**Exercise task**
In the entries below, find every line holding the string "JSON" and collect it.

------------------------

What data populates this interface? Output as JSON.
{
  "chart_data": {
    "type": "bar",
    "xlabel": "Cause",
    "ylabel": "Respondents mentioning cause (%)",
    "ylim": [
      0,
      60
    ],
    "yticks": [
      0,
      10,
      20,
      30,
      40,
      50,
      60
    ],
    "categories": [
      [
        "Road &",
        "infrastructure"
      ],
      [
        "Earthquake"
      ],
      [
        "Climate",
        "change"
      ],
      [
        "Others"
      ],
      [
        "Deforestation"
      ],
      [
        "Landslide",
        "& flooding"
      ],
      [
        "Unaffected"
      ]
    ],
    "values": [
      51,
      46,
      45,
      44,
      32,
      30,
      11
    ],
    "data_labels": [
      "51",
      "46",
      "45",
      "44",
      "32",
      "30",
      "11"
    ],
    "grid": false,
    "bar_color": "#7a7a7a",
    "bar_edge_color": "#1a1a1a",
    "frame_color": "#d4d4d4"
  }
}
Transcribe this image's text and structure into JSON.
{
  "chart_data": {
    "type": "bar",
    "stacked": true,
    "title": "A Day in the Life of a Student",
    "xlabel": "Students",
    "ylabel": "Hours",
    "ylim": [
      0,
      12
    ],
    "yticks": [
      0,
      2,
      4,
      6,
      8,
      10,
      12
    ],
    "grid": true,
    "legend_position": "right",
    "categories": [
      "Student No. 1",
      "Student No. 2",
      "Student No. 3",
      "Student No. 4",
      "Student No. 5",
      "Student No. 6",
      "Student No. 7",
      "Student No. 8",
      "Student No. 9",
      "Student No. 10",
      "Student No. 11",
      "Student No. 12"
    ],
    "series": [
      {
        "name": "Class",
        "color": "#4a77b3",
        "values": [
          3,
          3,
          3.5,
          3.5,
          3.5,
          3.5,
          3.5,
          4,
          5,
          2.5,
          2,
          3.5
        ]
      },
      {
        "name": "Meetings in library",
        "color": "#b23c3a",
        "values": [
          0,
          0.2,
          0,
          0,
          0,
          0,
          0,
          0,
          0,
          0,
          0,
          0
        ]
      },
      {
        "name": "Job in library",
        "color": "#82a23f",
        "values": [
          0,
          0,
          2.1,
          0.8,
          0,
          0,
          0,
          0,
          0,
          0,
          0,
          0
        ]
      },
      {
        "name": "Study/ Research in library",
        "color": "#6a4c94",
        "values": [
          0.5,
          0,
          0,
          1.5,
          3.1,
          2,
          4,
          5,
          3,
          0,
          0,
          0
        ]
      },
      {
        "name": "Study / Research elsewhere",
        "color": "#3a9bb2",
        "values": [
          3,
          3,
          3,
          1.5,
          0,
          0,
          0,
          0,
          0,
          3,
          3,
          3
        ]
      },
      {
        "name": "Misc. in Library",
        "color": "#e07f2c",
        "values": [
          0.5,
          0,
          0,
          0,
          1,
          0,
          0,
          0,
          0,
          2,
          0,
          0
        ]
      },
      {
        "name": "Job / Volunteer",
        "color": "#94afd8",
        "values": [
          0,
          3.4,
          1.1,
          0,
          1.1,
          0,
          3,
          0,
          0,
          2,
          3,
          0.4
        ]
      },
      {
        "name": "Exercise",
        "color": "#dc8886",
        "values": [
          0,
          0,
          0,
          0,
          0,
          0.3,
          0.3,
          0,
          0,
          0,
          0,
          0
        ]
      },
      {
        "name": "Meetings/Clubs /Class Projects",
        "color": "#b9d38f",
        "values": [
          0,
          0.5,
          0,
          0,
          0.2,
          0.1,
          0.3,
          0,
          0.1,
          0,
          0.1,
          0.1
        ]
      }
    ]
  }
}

------------------------

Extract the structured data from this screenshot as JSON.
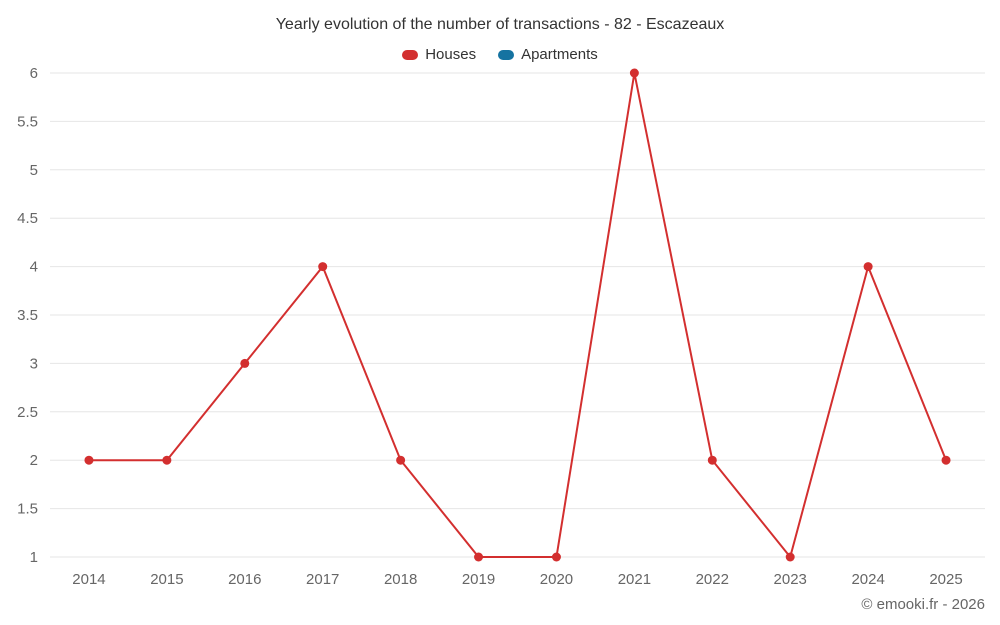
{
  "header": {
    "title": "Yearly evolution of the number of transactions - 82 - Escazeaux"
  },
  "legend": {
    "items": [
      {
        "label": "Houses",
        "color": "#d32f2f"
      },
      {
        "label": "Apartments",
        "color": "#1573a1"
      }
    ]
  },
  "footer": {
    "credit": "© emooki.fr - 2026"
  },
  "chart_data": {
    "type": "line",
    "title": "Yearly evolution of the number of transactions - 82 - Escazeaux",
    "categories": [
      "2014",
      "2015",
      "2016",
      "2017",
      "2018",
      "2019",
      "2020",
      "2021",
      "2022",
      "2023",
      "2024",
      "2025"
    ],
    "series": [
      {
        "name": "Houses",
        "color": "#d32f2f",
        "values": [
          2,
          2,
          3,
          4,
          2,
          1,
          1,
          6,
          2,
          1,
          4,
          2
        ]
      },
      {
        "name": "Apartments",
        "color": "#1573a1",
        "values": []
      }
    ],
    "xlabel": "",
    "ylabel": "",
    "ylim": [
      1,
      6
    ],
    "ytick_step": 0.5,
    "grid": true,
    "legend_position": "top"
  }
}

------------------------

**Solution for this problem**
What data populates this interface? Output as JSON.
Transcribe this image's text and structure into JSON.
Extract the structured data from this screenshot as JSON.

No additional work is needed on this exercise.